Exclude the pictures, then copy all remaining records exactly.

================================

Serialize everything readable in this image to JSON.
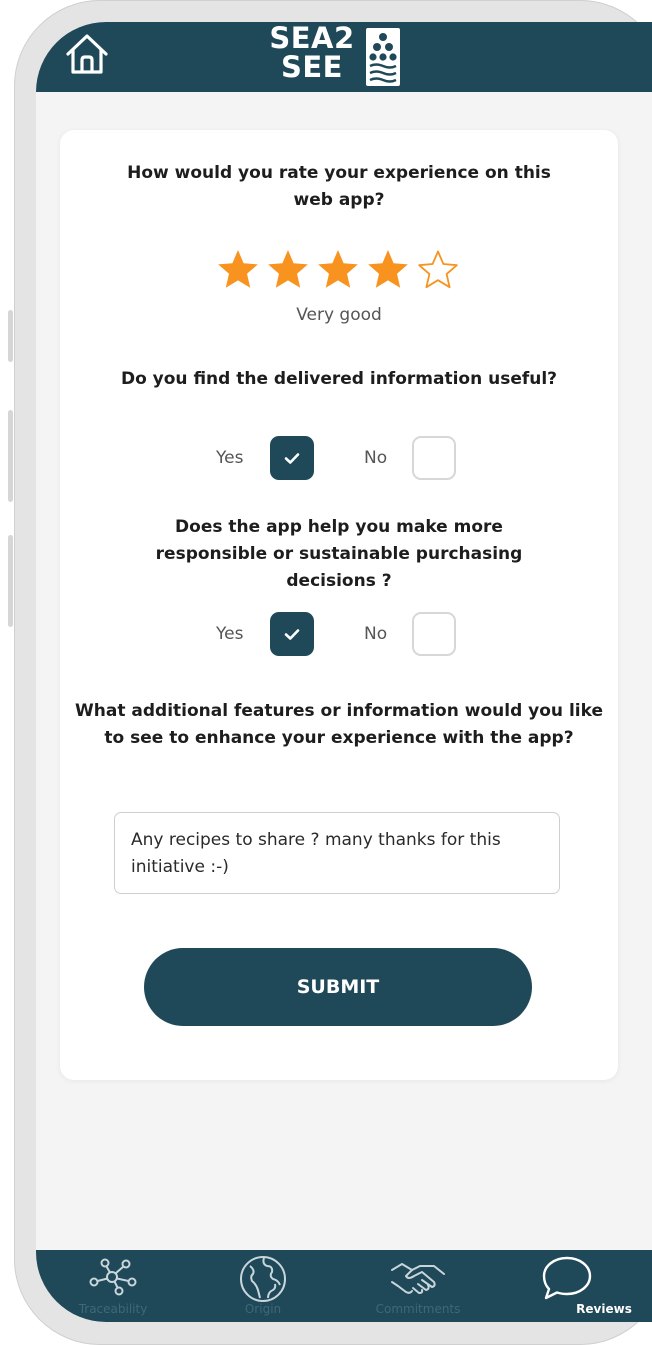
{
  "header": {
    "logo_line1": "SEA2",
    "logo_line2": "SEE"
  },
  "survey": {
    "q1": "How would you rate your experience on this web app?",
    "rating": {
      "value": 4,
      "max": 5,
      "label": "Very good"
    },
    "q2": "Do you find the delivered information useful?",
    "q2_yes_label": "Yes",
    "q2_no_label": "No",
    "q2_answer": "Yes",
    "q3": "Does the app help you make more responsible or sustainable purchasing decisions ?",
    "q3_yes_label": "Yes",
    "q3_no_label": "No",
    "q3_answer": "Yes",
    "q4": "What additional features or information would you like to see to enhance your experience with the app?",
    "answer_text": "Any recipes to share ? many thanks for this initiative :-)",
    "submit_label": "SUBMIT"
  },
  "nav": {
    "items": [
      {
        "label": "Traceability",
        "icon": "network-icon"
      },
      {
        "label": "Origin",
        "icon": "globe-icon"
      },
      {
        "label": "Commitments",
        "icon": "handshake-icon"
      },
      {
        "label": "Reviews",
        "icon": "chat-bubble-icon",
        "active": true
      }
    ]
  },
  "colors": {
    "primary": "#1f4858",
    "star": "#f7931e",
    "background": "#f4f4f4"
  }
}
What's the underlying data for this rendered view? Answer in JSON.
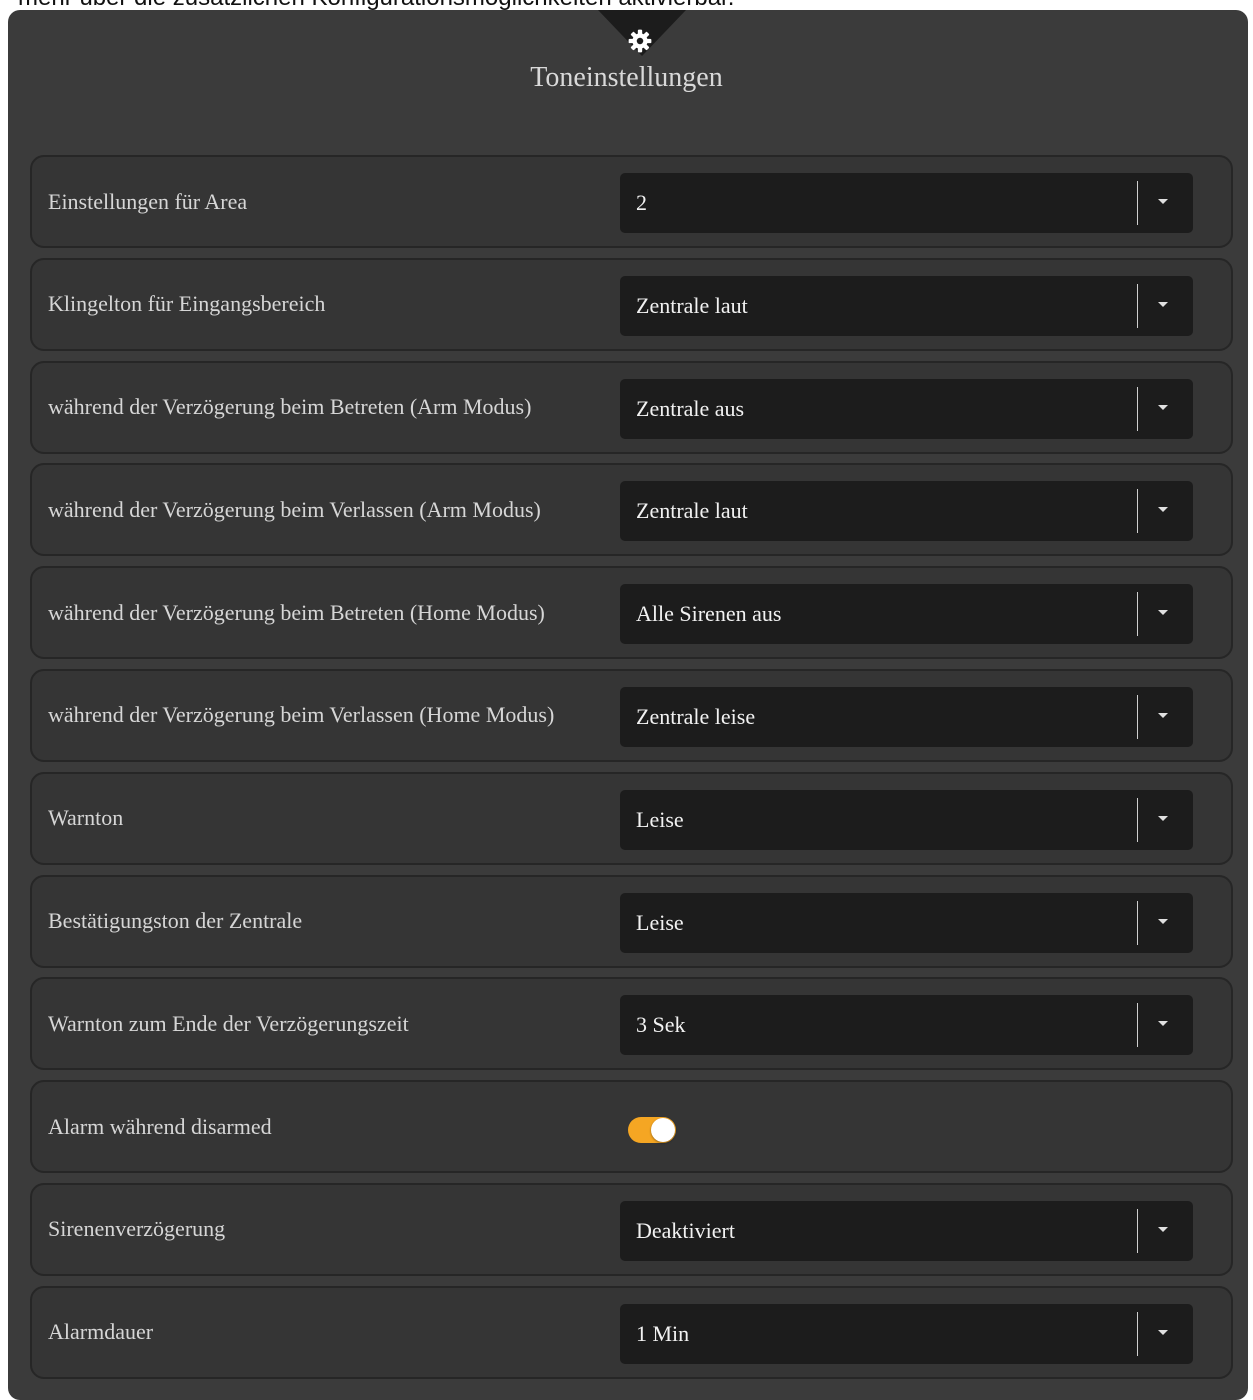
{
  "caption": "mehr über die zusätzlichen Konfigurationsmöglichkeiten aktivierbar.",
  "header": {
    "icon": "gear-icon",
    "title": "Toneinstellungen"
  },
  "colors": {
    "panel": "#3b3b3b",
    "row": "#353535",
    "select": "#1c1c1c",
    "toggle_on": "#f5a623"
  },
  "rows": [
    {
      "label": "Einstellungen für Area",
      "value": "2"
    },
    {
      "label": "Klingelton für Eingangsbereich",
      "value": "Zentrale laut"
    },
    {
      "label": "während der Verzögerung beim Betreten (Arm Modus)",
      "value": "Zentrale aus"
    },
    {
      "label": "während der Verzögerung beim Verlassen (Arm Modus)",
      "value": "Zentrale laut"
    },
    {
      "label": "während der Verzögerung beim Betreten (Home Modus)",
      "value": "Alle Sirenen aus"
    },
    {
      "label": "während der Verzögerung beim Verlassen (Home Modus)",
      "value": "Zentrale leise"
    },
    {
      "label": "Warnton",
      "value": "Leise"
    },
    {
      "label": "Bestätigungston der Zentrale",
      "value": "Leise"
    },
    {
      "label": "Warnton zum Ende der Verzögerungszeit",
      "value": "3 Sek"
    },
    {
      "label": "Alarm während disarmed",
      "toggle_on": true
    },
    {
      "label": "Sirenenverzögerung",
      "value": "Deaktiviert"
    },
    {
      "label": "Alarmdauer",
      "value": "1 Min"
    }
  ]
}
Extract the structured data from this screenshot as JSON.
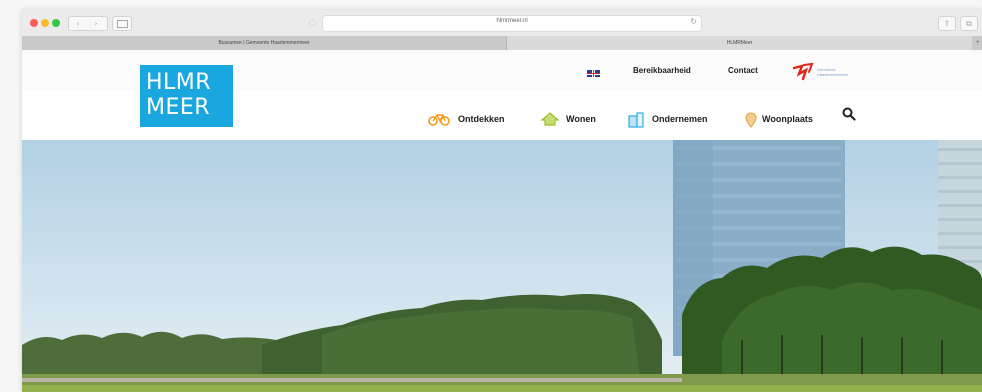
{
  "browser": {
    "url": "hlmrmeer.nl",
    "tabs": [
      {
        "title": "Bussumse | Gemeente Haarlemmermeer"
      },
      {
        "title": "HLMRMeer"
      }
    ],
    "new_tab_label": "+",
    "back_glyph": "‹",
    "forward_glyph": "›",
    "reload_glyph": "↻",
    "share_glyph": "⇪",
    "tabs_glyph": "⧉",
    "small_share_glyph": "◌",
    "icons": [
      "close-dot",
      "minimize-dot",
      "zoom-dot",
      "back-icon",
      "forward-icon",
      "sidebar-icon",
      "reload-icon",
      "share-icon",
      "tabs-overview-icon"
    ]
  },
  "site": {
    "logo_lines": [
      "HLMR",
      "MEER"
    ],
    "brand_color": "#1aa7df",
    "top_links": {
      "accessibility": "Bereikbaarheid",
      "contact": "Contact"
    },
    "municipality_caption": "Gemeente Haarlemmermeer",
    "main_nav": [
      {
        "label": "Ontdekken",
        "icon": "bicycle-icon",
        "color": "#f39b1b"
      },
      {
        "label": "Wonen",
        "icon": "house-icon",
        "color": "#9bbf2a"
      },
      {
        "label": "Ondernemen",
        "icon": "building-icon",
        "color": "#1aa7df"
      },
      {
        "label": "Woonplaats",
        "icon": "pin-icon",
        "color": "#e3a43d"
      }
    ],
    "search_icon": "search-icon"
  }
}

================================

Correct output:
Serialize everything readable in this image to JSON.
{
  "header": {
    "logo_line1": "SEA2",
    "logo_line2": "SEE"
  },
  "survey": {
    "q1": "How would you rate your experience on this web app?",
    "rating": {
      "value": 4,
      "max": 5,
      "label": "Very good"
    },
    "q2": "Do you find the delivered information useful?",
    "q2_yes_label": "Yes",
    "q2_no_label": "No",
    "q2_answer": "Yes",
    "q3": "Does the app help you make more responsible or sustainable purchasing decisions ?",
    "q3_yes_label": "Yes",
    "q3_no_label": "No",
    "q3_answer": "Yes",
    "q4": "What additional features or information would you like to see to enhance your experience with the app?",
    "answer_text": "Any recipes to share ? many thanks for this initiative :-)",
    "submit_label": "SUBMIT"
  },
  "nav": {
    "items": [
      {
        "label": "Traceability",
        "icon": "network-icon"
      },
      {
        "label": "Origin",
        "icon": "globe-icon"
      },
      {
        "label": "Commitments",
        "icon": "handshake-icon"
      },
      {
        "label": "Reviews",
        "icon": "chat-bubble-icon",
        "active": true
      }
    ]
  },
  "colors": {
    "primary": "#1f4858",
    "star": "#f7931e",
    "background": "#f4f4f4"
  }
}
What's the underlying data for this rendered view? Answer in JSON.
{
  "caption": "mehr über die zusätzlichen Konfigurationsmöglichkeiten aktivierbar.",
  "header": {
    "icon": "gear-icon",
    "title": "Toneinstellungen"
  },
  "colors": {
    "panel": "#3b3b3b",
    "row": "#353535",
    "select": "#1c1c1c",
    "toggle_on": "#f5a623"
  },
  "rows": [
    {
      "label": "Einstellungen für Area",
      "value": "2"
    },
    {
      "label": "Klingelton für Eingangsbereich",
      "value": "Zentrale laut"
    },
    {
      "label": "während der Verzögerung beim Betreten (Arm Modus)",
      "value": "Zentrale aus"
    },
    {
      "label": "während der Verzögerung beim Verlassen (Arm Modus)",
      "value": "Zentrale laut"
    },
    {
      "label": "während der Verzögerung beim Betreten (Home Modus)",
      "value": "Alle Sirenen aus"
    },
    {
      "label": "während der Verzögerung beim Verlassen (Home Modus)",
      "value": "Zentrale leise"
    },
    {
      "label": "Warnton",
      "value": "Leise"
    },
    {
      "label": "Bestätigungston der Zentrale",
      "value": "Leise"
    },
    {
      "label": "Warnton zum Ende der Verzögerungszeit",
      "value": "3 Sek"
    },
    {
      "label": "Alarm während disarmed",
      "toggle_on": true
    },
    {
      "label": "Sirenenverzögerung",
      "value": "Deaktiviert"
    },
    {
      "label": "Alarmdauer",
      "value": "1 Min"
    }
  ]
}
Extract the structured data from this screenshot as JSON.
{
  "browser": {
    "url": "hlmrmeer.nl",
    "tabs": [
      {
        "title": "Bussumse | Gemeente Haarlemmermeer"
      },
      {
        "title": "HLMRMeer"
      }
    ],
    "new_tab_label": "+",
    "back_glyph": "‹",
    "forward_glyph": "›",
    "reload_glyph": "↻",
    "share_glyph": "⇪",
    "tabs_glyph": "⧉",
    "small_share_glyph": "◌",
    "icons": [
      "close-dot",
      "minimize-dot",
      "zoom-dot",
      "back-icon",
      "forward-icon",
      "sidebar-icon",
      "reload-icon",
      "share-icon",
      "tabs-overview-icon"
    ]
  },
  "site": {
    "logo_lines": [
      "HLMR",
      "MEER"
    ],
    "brand_color": "#1aa7df",
    "top_links": {
      "accessibility": "Bereikbaarheid",
      "contact": "Contact"
    },
    "municipality_caption": "Gemeente Haarlemmermeer",
    "main_nav": [
      {
        "label": "Ontdekken",
        "icon": "bicycle-icon",
        "color": "#f39b1b"
      },
      {
        "label": "Wonen",
        "icon": "house-icon",
        "color": "#9bbf2a"
      },
      {
        "label": "Ondernemen",
        "icon": "building-icon",
        "color": "#1aa7df"
      },
      {
        "label": "Woonplaats",
        "icon": "pin-icon",
        "color": "#e3a43d"
      }
    ],
    "search_icon": "search-icon"
  }
}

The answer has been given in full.